■ **What is being asked**
Copy every line of the listing exactly.

■ **Records provided**
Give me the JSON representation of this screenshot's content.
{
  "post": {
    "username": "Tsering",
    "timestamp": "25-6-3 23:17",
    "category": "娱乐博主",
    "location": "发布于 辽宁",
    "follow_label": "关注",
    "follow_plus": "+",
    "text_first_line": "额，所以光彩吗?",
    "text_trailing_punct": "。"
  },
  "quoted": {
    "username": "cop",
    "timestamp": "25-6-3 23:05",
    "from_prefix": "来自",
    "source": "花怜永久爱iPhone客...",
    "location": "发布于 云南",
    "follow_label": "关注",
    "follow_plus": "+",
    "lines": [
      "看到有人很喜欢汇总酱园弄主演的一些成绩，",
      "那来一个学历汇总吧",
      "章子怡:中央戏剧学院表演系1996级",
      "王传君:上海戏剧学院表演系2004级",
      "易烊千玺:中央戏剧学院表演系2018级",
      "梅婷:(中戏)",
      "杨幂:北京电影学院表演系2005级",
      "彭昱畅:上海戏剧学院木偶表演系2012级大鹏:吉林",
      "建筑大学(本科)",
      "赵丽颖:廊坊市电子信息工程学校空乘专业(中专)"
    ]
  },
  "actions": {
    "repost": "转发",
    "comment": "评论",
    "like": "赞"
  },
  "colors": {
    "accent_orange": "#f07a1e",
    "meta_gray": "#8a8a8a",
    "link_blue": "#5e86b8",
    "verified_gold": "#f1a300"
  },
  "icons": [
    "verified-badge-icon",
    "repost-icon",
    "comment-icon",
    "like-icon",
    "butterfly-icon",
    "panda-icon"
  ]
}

■ **Result for this exercise**
Give me the JSON representation of this screenshot's content.
{
  "post": {
    "username": "Tsering",
    "timestamp": "25-6-3 23:17",
    "category": "娱乐博主",
    "location": "发布于 辽宁",
    "follow_label": "关注",
    "follow_plus": "+",
    "text_first_line": "额，所以光彩吗?",
    "text_trailing_punct": "。"
  },
  "quoted": {
    "username": "cop",
    "timestamp": "25-6-3 23:05",
    "from_prefix": "来自",
    "source": "花怜永久爱iPhone客...",
    "location": "发布于 云南",
    "follow_label": "关注",
    "follow_plus": "+",
    "lines": [
      "看到有人很喜欢汇总酱园弄主演的一些成绩，",
      "那来一个学历汇总吧",
      "章子怡:中央戏剧学院表演系1996级",
      "王传君:上海戏剧学院表演系2004级",
      "易烊千玺:中央戏剧学院表演系2018级",
      "梅婷:(中戏)",
      "杨幂:北京电影学院表演系2005级",
      "彭昱畅:上海戏剧学院木偶表演系2012级大鹏:吉林",
      "建筑大学(本科)",
      "赵丽颖:廊坊市电子信息工程学校空乘专业(中专)"
    ]
  },
  "actions": {
    "repost": "转发",
    "comment": "评论",
    "like": "赞"
  },
  "colors": {
    "accent_orange": "#f07a1e",
    "meta_gray": "#8a8a8a",
    "link_blue": "#5e86b8",
    "verified_gold": "#f1a300"
  },
  "icons": [
    "verified-badge-icon",
    "repost-icon",
    "comment-icon",
    "like-icon",
    "butterfly-icon",
    "panda-icon"
  ]
}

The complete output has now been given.